Short task =
Below is a listing to transcribe in full and exactly; keep the pictures out.

╭──

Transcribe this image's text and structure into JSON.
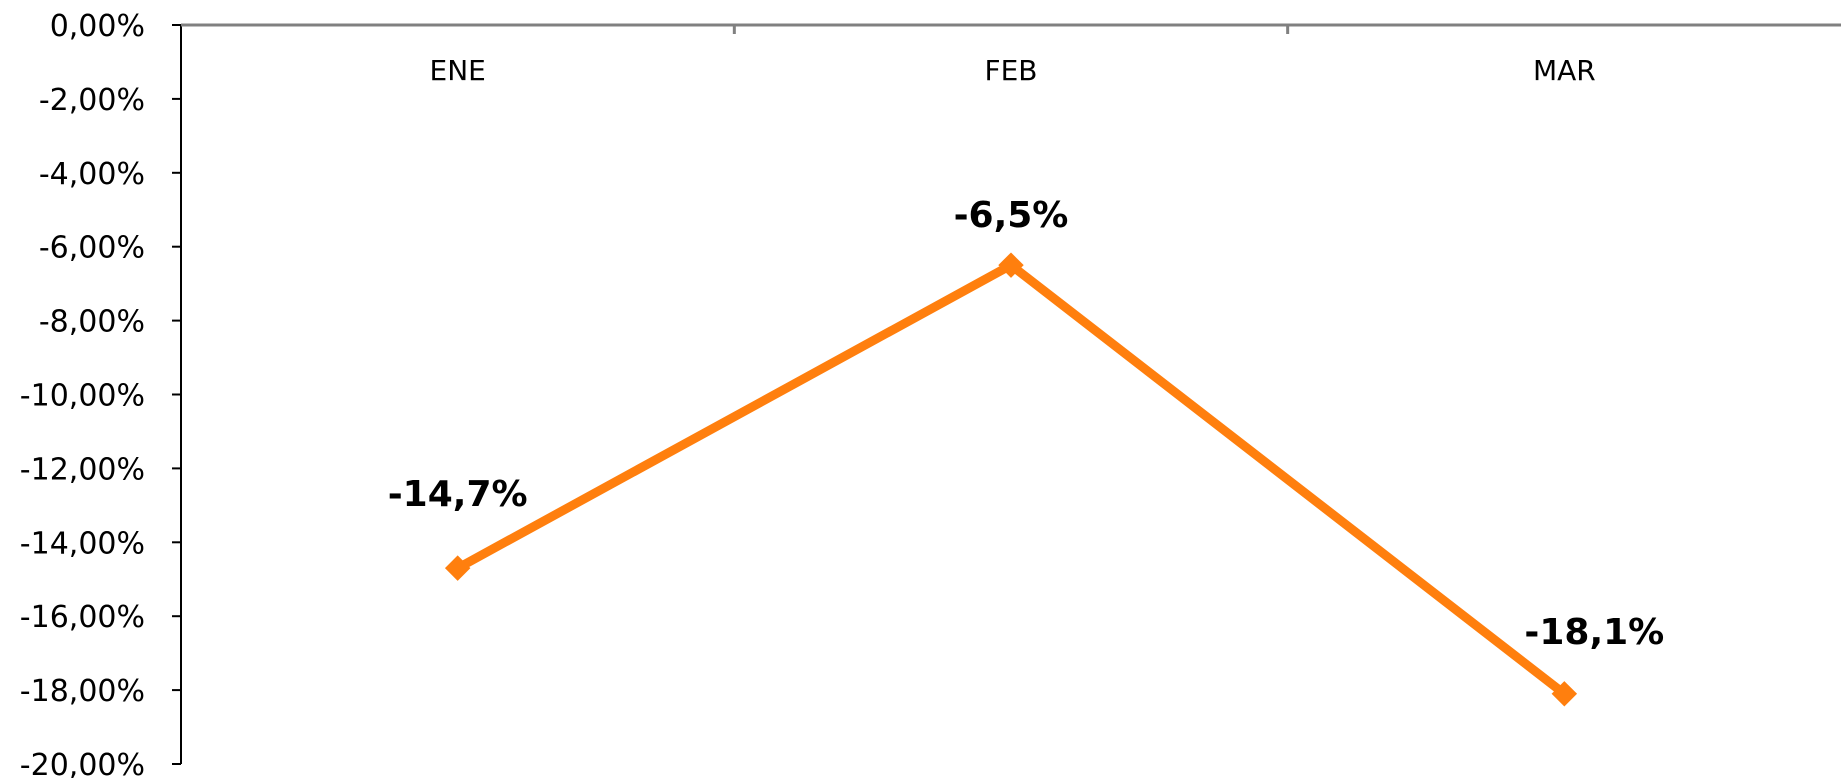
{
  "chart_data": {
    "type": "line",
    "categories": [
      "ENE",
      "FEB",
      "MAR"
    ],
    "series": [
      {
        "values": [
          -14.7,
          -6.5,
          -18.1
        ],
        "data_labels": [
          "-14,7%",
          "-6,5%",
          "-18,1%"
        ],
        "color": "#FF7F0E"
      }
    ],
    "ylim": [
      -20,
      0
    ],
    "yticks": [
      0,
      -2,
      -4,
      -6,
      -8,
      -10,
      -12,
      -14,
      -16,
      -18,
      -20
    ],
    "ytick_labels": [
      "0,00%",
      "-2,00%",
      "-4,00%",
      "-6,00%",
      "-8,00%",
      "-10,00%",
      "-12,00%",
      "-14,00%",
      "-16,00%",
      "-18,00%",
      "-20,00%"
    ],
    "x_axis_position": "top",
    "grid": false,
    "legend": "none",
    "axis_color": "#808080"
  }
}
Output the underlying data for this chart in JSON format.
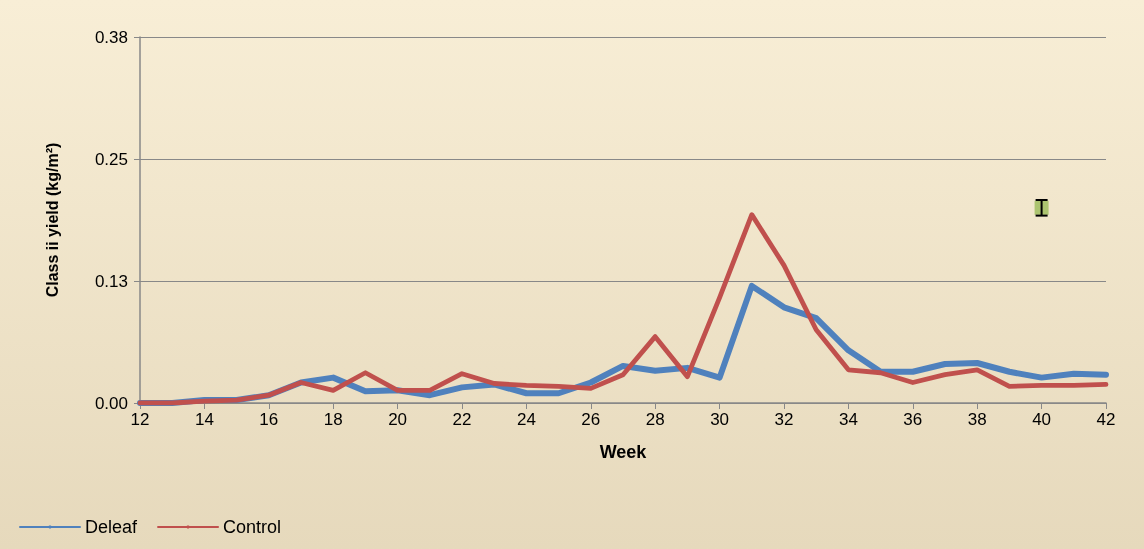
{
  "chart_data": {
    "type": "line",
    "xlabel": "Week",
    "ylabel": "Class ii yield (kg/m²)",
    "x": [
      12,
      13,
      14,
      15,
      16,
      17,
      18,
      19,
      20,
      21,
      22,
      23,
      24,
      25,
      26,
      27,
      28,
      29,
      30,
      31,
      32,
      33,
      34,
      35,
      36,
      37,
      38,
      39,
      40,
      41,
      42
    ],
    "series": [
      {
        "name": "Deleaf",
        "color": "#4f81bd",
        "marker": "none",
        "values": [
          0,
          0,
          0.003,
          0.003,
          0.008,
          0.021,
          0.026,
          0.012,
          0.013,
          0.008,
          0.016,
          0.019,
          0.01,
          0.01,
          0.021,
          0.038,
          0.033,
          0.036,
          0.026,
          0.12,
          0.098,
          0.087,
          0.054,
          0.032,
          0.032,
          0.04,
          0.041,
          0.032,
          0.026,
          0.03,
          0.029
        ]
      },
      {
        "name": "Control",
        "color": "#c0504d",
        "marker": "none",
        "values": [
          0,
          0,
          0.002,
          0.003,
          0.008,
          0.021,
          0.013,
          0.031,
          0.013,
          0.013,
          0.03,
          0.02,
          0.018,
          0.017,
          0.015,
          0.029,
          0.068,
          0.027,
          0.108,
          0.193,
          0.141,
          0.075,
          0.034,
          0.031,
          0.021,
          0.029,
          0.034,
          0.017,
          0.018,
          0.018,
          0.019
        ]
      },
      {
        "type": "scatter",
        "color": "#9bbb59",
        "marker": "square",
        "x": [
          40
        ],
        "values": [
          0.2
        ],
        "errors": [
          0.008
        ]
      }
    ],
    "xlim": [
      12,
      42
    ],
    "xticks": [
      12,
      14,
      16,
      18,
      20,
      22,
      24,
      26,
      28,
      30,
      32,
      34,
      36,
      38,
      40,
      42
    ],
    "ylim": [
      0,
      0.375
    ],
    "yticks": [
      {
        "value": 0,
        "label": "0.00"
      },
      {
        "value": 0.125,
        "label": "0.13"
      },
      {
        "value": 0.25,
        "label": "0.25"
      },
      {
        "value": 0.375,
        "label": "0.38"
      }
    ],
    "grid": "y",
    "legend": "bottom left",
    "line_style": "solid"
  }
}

╰──

Solution for this task =
Transcribe this image's text and structure into JSON.
{
  "chart_data": {
    "type": "line",
    "categories": [
      "ENE",
      "FEB",
      "MAR"
    ],
    "series": [
      {
        "values": [
          -14.7,
          -6.5,
          -18.1
        ],
        "data_labels": [
          "-14,7%",
          "-6,5%",
          "-18,1%"
        ],
        "color": "#FF7F0E"
      }
    ],
    "ylim": [
      -20,
      0
    ],
    "yticks": [
      0,
      -2,
      -4,
      -6,
      -8,
      -10,
      -12,
      -14,
      -16,
      -18,
      -20
    ],
    "ytick_labels": [
      "0,00%",
      "-2,00%",
      "-4,00%",
      "-6,00%",
      "-8,00%",
      "-10,00%",
      "-12,00%",
      "-14,00%",
      "-16,00%",
      "-18,00%",
      "-20,00%"
    ],
    "x_axis_position": "top",
    "grid": false,
    "legend": "none",
    "axis_color": "#808080"
  }
}
Output the underlying data for this chart in JSON format.
{
  "chart_data": {
    "type": "line",
    "xlabel": "Week",
    "ylabel": "Class ii yield (kg/m²)",
    "x": [
      12,
      13,
      14,
      15,
      16,
      17,
      18,
      19,
      20,
      21,
      22,
      23,
      24,
      25,
      26,
      27,
      28,
      29,
      30,
      31,
      32,
      33,
      34,
      35,
      36,
      37,
      38,
      39,
      40,
      41,
      42
    ],
    "series": [
      {
        "name": "Deleaf",
        "color": "#4f81bd",
        "marker": "none",
        "values": [
          0,
          0,
          0.003,
          0.003,
          0.008,
          0.021,
          0.026,
          0.012,
          0.013,
          0.008,
          0.016,
          0.019,
          0.01,
          0.01,
          0.021,
          0.038,
          0.033,
          0.036,
          0.026,
          0.12,
          0.098,
          0.087,
          0.054,
          0.032,
          0.032,
          0.04,
          0.041,
          0.032,
          0.026,
          0.03,
          0.029
        ]
      },
      {
        "name": "Control",
        "color": "#c0504d",
        "marker": "none",
        "values": [
          0,
          0,
          0.002,
          0.003,
          0.008,
          0.021,
          0.013,
          0.031,
          0.013,
          0.013,
          0.03,
          0.02,
          0.018,
          0.017,
          0.015,
          0.029,
          0.068,
          0.027,
          0.108,
          0.193,
          0.141,
          0.075,
          0.034,
          0.031,
          0.021,
          0.029,
          0.034,
          0.017,
          0.018,
          0.018,
          0.019
        ]
      },
      {
        "type": "scatter",
        "color": "#9bbb59",
        "marker": "square",
        "x": [
          40
        ],
        "values": [
          0.2
        ],
        "errors": [
          0.008
        ]
      }
    ],
    "xlim": [
      12,
      42
    ],
    "xticks": [
      12,
      14,
      16,
      18,
      20,
      22,
      24,
      26,
      28,
      30,
      32,
      34,
      36,
      38,
      40,
      42
    ],
    "ylim": [
      0,
      0.375
    ],
    "yticks": [
      {
        "value": 0,
        "label": "0.00"
      },
      {
        "value": 0.125,
        "label": "0.13"
      },
      {
        "value": 0.25,
        "label": "0.25"
      },
      {
        "value": 0.375,
        "label": "0.38"
      }
    ],
    "grid": "y",
    "legend": "bottom left",
    "line_style": "solid"
  }
}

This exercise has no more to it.